--- TEXT ---
Gute-Nacht-Geschichte aus der Jakob-Stube Über Sabotage, Travestie und die Kippen-Polizei

Die Jakob-Stuben-Mitarbeiter:innen Kerstin Sturm, Ricky Buluga und Heinrich Huth (v. l. n. r.). Foto: /Petra Xayaphoum

In die Stuttgarter Jakob-Stube im Leonhardsviertel hat es fast jede:n schon einmal verschlagen. Seit 23 Jahren schenkt Heinrich in der Kiezkneipe Bier aus und kümmert sich um Tages- und Nachtgestalten. Wir haben ihm seine besten Storys entlockt.

Stadtkind: Petra Xayaphoum (px)

(Räumliche Annotationseinträge)
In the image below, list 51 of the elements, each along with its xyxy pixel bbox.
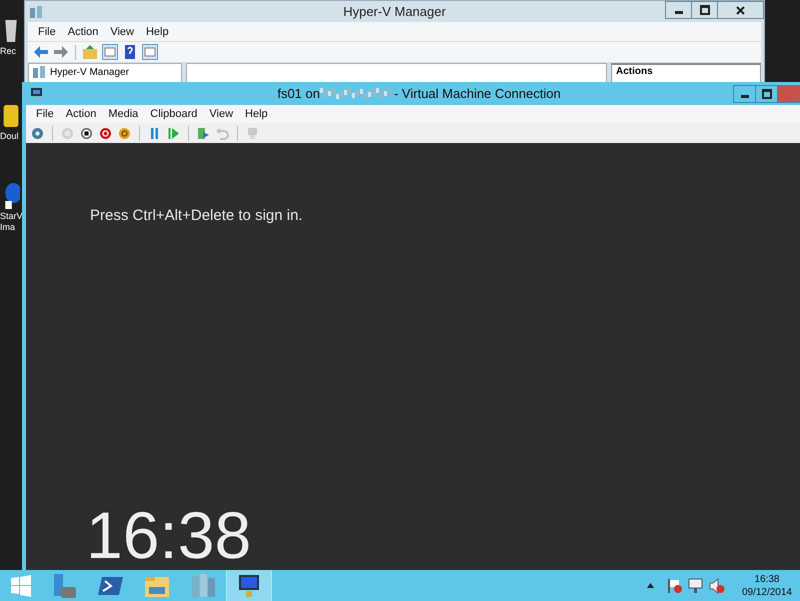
- keys-icon[interactable]: [31, 126, 44, 140]
- menu-item[interactable]: Action: [62, 26, 104, 38]
- icon-label: Doul: [0, 131, 19, 142]
- icon-label: Rec: [0, 46, 16, 57]
- save-icon[interactable]: [118, 126, 131, 140]
- lock-screen-clock: 16:38: [86, 502, 252, 568]
- panel-heading: Actions: [616, 66, 654, 78]
- taskbar-date[interactable]: 09/12/2014: [742, 586, 792, 598]
- monitor-icon: [30, 86, 44, 100]
- server-icon: [33, 66, 46, 78]
- taskbar-button[interactable]: [226, 570, 272, 601]
- caret-icon: [646, 583, 654, 588]
- menu-item[interactable]: File: [32, 26, 62, 38]
- flag-icon[interactable]: [666, 578, 683, 594]
- windows-logo-icon: [10, 574, 32, 596]
- stop-icon[interactable]: [80, 126, 93, 140]
- vm-screen[interactable]: Press Ctrl+Alt+Delete to sign in. 16:38: [26, 143, 800, 570]
- menu-item[interactable]: View: [203, 108, 240, 120]
- pause-icon[interactable]: [148, 126, 161, 140]
- app-icon: [29, 4, 43, 18]
- pane-icon[interactable]: [142, 44, 158, 60]
- network-icon[interactable]: [688, 578, 704, 594]
- speaker-icon[interactable]: [708, 578, 725, 594]
- close-button[interactable]: [717, 1, 764, 19]
- maximize-button[interactable]: [755, 84, 778, 102]
- close-icon: [736, 6, 745, 14]
- tree-item[interactable]: Hyper-V Manager: [50, 66, 129, 78]
- forward-arrow-icon[interactable]: [53, 44, 69, 60]
- icon-label: StarV: [0, 211, 23, 222]
- menu-item[interactable]: Action: [60, 108, 102, 120]
- minimize-button[interactable]: [665, 1, 692, 19]
- minimize-button[interactable]: [733, 84, 756, 102]
- window-title: Hyper-V Manager: [343, 4, 446, 19]
- menu-item[interactable]: Help: [140, 26, 175, 38]
- menu-item[interactable]: File: [30, 108, 60, 120]
- menu-item[interactable]: Clipboard: [144, 108, 204, 120]
- checkpoint-icon[interactable]: [197, 126, 210, 140]
- power-icon[interactable]: [99, 126, 112, 140]
- show-hidden-icons-button[interactable]: [644, 581, 656, 590]
- menu-item[interactable]: View: [104, 26, 140, 38]
- maximize-button[interactable]: [691, 1, 718, 19]
- window-title: fs01 on: [277, 86, 320, 101]
- taskbar-time[interactable]: 16:38: [754, 572, 780, 586]
- back-arrow-icon[interactable]: [33, 44, 49, 60]
- window-title: - Virtual Machine Connection: [394, 86, 561, 101]
- help-icon[interactable]: [122, 44, 138, 60]
- menu-item[interactable]: Help: [239, 108, 274, 120]
- menu-item[interactable]: Media: [102, 108, 144, 120]
- icon-label: Ima: [0, 222, 16, 233]
- sign-in-message: Press Ctrl+Alt+Delete to sign in.: [90, 207, 303, 224]
- pane-icon[interactable]: [102, 44, 118, 60]
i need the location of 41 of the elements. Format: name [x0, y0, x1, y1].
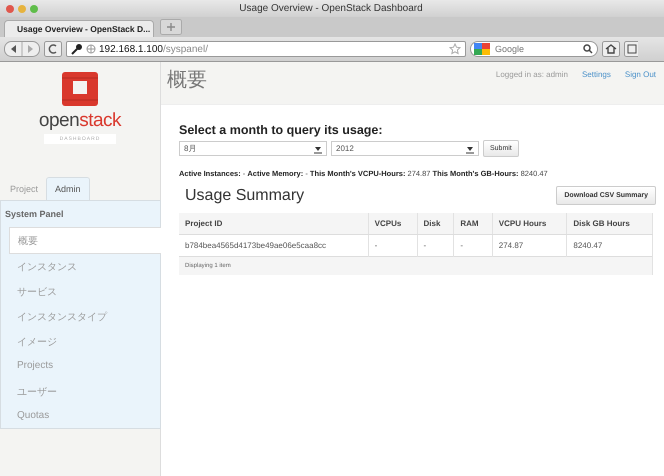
sign-out-link[interactable]: Sign Out: [624, 70, 656, 79]
new-tab-icon: [160, 19, 182, 35]
star-icon: [449, 43, 461, 55]
sidebar-item[interactable]: Quotas: [1, 404, 160, 428]
address-bar[interactable]: 192.168.1.100/syspanel/: [66, 41, 466, 57]
sidebar-item[interactable]: Projects: [1, 354, 160, 378]
url-text: 192.168.1.100/syspanel/: [99, 44, 208, 54]
key-icon: [71, 43, 83, 55]
sidebar-item[interactable]: ユーザー: [1, 378, 160, 404]
sidebar-item[interactable]: 概要: [9, 227, 161, 254]
year-select[interactable]: 2012: [331, 141, 479, 156]
reload-icon: [44, 41, 62, 57]
sidebar-item[interactable]: インスタンスタイプ: [1, 304, 160, 329]
settings-link[interactable]: Settings: [582, 70, 611, 79]
table-cell: -: [417, 234, 454, 256]
section-title: Usage Summary: [184, 186, 304, 204]
home-icon: [602, 41, 620, 57]
sidebar-item[interactable]: サービス: [1, 279, 160, 304]
sidebar-item[interactable]: イメージ: [1, 329, 160, 354]
sidebar-item[interactable]: インスタンス: [1, 254, 160, 279]
panel-title: System Panel: [4, 208, 65, 221]
table-cell: 274.87: [492, 234, 567, 256]
window-title: Usage Overview - OpenStack Dashboard: [238, 3, 424, 14]
table-cell: -: [368, 234, 417, 256]
search-engine-icon: [474, 43, 492, 55]
logo-wordmark: openstack: [38, 110, 122, 132]
browser-tab[interactable]: Usage Overview - OpenStack D...: [4, 20, 154, 37]
table-cell: b784bea4565d4173be49ae06e5caa8cc: [179, 234, 368, 256]
back-forward-icon: [4, 41, 40, 57]
table-cell: 8240.47: [566, 234, 652, 256]
sidebar-tab[interactable]: Project: [2, 178, 46, 200]
table-cell: -: [454, 234, 492, 256]
sidebar-tab[interactable]: Admin: [46, 177, 90, 200]
logged-in-text: Logged in as: admin: [496, 70, 568, 79]
search-icon: [583, 44, 593, 54]
cube-logo-icon: [60, 70, 100, 108]
bookmarks-icon: [624, 41, 638, 57]
page-title: 概要: [167, 68, 207, 93]
form-heading: Select a month to query its usage:: [179, 123, 384, 137]
globe-icon: [86, 44, 96, 54]
month-select[interactable]: 8月: [179, 141, 327, 156]
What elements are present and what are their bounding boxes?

--- AUFGABE ---
Setze den Text über die Jakob-Stube im Stuttgarter Leonhardsviertel im Anschluss an seinen letzten Satz fort. Das Material wird hier nicht benötigt.

--- LÖSUNG ---
Seit 23 Jahren arbeitet Heinrich-Hermann Huth schon in der Jakob-Stube im Leonhardsviertel. Jung wie alt, männlich wie weiblich wie divers, Ur-Stuttgarter:innen wie Nei’gschmeckte, Partytiere wie Feierabendbiertrinker:innen haben hier in der Jakobstraße 6 in Stuttgart-Mitte ihr zweites Wohnzimmer gefunden. Mit ihnen hat Heinrich schon das eine oder andere durchgemacht, auch einige Nächte, und ihnen gelauscht, wenn sie ihm morgens um vier bei einem Schnaps ihr Herz ausgeschüttet haben. Die Kneipe als Institution und Treffpunkt für alle liegt dem Barmann daher sehr am Herzen. „Eine Kneipe wie unsere ist wichtig für das Viertel und die Nachbarschaft“, beteuert er. „In der Jakob-Stube legen wir nämlich viel Wert darauf, den verschiedensten Menschen eine Begegnungsstätte zu bieten, in der jede und jeder so respektiert wird, wie er oder sie ist.“ Am Tresen kommt man zusammen, am Tresen sind alle Gäst:innen gleich.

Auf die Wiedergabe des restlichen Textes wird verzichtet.